INSTRUCTION: Could you continue the country album review below from the point where it stops?

SOURCE DOCUMENT:
As soon as Dodd cuts loose on the foot-tappin' opener "Wearin' a Hole" -- with the words "I'm wearin' a hole in a honky tonk floor, / I like the feel of my heels slidin' over the boards, / I like the music they play behind those swingin' doors" -- you know you're in for some honest country pickin' that's not going to travel too far down the road from the pioneering country rock renegades he draws inspiration from. A testament to this fact is laid down on the Beavers composition "Into Outlaw" with Dodd hollerin' for a response to his cry "Let me get a shout y'all, / If you're into outlaw". Meanwhile, the self-penned track "Songs of the Family" pays homage to the traditional country sound of banjo, fiddle and dobro with down-to-earth, home-spun lyrics. This song rounds off the proceedings and is most definitely the highlight of the album, evoking the legacy left behind by such legendary country artists as Bill Monroe and his Bluegrass Boys.

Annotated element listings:

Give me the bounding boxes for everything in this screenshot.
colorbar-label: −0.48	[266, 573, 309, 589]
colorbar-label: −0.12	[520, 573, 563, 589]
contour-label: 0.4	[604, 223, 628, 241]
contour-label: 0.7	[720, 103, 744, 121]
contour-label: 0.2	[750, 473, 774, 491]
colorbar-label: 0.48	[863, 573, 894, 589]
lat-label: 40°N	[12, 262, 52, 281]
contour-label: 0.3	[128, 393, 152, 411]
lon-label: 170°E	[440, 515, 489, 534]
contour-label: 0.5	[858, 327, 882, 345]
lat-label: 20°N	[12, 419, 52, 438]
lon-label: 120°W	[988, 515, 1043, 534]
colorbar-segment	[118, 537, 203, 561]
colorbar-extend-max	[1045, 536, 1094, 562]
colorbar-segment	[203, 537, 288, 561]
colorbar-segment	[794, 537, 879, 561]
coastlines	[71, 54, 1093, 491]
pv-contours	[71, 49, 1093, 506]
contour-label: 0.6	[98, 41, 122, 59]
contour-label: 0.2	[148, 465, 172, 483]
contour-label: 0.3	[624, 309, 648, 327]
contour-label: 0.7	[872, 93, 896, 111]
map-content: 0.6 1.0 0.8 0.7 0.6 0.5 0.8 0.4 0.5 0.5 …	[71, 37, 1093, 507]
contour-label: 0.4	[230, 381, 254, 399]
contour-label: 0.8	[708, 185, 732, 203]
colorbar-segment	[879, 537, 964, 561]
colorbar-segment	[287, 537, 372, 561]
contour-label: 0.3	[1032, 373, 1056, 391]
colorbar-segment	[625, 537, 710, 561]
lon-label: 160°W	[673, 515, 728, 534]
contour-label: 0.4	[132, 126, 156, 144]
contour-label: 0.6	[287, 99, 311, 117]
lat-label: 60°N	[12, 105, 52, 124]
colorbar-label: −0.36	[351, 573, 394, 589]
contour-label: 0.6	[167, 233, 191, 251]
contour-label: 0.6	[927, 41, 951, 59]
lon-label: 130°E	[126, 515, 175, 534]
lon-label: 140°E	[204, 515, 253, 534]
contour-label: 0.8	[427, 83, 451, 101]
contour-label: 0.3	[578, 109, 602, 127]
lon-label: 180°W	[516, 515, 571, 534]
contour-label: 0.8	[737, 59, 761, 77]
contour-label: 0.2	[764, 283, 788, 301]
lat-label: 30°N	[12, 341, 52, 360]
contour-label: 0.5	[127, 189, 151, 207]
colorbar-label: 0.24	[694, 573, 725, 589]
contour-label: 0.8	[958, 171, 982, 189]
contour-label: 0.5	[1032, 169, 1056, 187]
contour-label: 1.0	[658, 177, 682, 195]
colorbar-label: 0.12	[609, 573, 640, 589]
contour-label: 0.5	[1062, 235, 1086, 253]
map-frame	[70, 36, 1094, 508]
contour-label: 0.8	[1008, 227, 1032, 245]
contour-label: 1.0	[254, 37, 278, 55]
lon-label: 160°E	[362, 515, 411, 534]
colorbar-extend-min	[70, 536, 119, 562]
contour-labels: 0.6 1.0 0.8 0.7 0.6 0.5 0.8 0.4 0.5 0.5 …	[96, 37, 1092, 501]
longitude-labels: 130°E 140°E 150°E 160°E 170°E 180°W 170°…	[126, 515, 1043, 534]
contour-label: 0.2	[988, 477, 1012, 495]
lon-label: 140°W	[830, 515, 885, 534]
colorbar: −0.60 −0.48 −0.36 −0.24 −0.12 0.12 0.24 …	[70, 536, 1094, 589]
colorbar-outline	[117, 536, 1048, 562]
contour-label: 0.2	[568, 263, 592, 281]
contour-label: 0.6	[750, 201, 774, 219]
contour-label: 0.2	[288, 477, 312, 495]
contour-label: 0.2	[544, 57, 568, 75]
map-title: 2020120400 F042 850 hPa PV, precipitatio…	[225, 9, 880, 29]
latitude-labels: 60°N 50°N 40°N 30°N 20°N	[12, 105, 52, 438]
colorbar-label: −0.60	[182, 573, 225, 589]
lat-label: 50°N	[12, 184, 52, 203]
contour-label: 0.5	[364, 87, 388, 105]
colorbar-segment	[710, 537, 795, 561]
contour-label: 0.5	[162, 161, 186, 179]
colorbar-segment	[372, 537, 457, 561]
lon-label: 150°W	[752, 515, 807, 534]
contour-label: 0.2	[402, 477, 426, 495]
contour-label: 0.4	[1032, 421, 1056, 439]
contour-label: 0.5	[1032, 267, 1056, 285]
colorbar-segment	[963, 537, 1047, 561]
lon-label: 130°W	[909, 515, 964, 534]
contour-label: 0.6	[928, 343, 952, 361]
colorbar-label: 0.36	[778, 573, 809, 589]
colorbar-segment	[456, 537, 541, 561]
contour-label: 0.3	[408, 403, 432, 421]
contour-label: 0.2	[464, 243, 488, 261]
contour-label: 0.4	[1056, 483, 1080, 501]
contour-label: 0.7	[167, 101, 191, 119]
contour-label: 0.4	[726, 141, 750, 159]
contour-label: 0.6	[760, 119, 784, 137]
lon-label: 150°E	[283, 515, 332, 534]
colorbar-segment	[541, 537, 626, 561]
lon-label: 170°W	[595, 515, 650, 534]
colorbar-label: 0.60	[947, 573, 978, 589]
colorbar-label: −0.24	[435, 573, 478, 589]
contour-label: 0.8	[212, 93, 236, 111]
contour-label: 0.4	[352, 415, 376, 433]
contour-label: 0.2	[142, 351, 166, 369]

TASK RESPONSE:
However, there is more to discover on this solid country album than just Dodd's sincere efforts to remain true to, and keep alive, an endangered honky-tonk tradition. "I'm Not Home Right Now", the first single to be taken off the album, is a lesson in melancholia that uses beautiful quavering steel guitar to great effect in accompanying Dodd's heartfelt vocals. Elsewhere the country-blues tune "Solid Ground" summons the spirit of Hank Williams, while "I Won't Run" brings to mind a curious mixture of The Monkees and southern rockers Lynyrd Skynyrd, on the electric guitar intro. Oddly, the weakest song on the record -- "It's Only Cause You're Lonely" -- is a Jim Lauderdale and Clay Blaker cover recycled from Dodd's self-titled 1998 album.

To paraphrase a song title from another country music renegade Gary Stewart, Dodd is a "flat natural-born good timin' man", who with Full Circle has produced his most accomplished LP to date.